=== MATERIAL PROVIDED ===

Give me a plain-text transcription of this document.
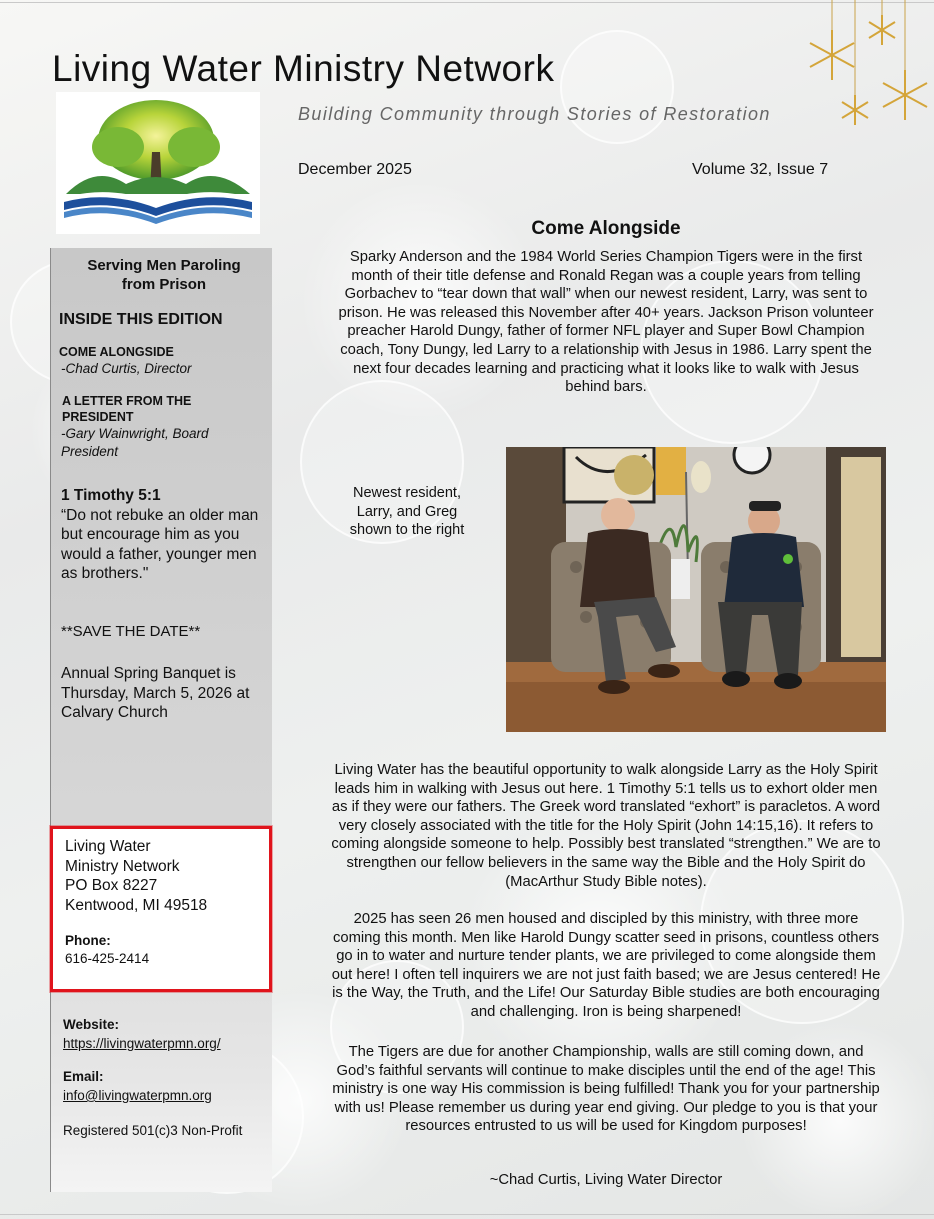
Living Water Ministry Network
Building Community through Stories of Restoration
December 2025	Volume 32, Issue 7
Serving Men Paroling from Prison
INSIDE THIS EDITION
COME ALONGSIDE
-Chad Curtis, Director
A LETTER FROM THE PRESIDENT
-Gary Wainwright, Board President
1 Timothy 5:1
“Do not rebuke an older man but encourage him as you would a father, younger men as brothers."
**SAVE THE DATE**
Annual Spring Banquet is Thursday, March 5, 2026 at Calvary Church
Living Water
Ministry Network
PO Box 8227
Kentwood, MI 49518
Phone:
616-425-2414
Website:
https://livingwaterpmn.org/
Email:
info@livingwaterpmn.org
Registered 501(c)3 Non-Profit
Come Alongside
Sparky Anderson and the 1984 World Series Champion Tigers were in the first month of their title defense and Ronald Regan was a couple years from telling Gorbachev to “tear down that wall” when our newest resident, Larry, was sent to prison. He was released this November after 40+ years. Jackson Prison volunteer preacher Harold Dungy, father of former NFL player and Super Bowl Champion coach, Tony Dungy, led Larry to a relationship with Jesus in 1986. Larry spent the next four decades learning and practicing what it looks like to walk with Jesus behind bars.
Newest resident, Larry, and Greg shown to the right
Living Water has the beautiful opportunity to walk alongside Larry as the Holy Spirit leads him in walking with Jesus out here. 1 Timothy 5:1 tells us to exhort older men as if they were our fathers. The Greek word translated “exhort” is paracletos. A word very closely associated with the title for the Holy Spirit (John 14:15,16). It refers to coming alongside someone to help. Possibly best translated “strengthen.” We are to strengthen our fellow believers in the same way the Bible and the Holy Spirit do (MacArthur Study Bible notes).
2025 has seen 26 men housed and discipled by this ministry, with three more coming this month. Men like Harold Dungy scatter seed in prisons, countless others go in to water and nurture tender plants, we are privileged to come alongside them out here! I often tell inquirers we are not just faith based; we are Jesus centered! He is the Way, the Truth, and the Life! Our Saturday Bible studies are both encouraging and challenging. Iron is being sharpened!
The Tigers are due for another Championship, walls are still coming down, and God’s faithful servants will continue to make disciples until the end of the age! This ministry is one way His commission is being fulfilled! Thank you for your partnership with us! Please remember us during year end giving. Our pledge to you is that your resources entrusted to us will be used for Kingdom purposes!
~Chad Curtis, Living Water Director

===

*EXERCISE INSTRUCTIONS*: Show all lines in the entries above where the word "Curtis" appears.

*ANSWER*:
-Chad Curtis, Director
~Chad Curtis, Living Water Director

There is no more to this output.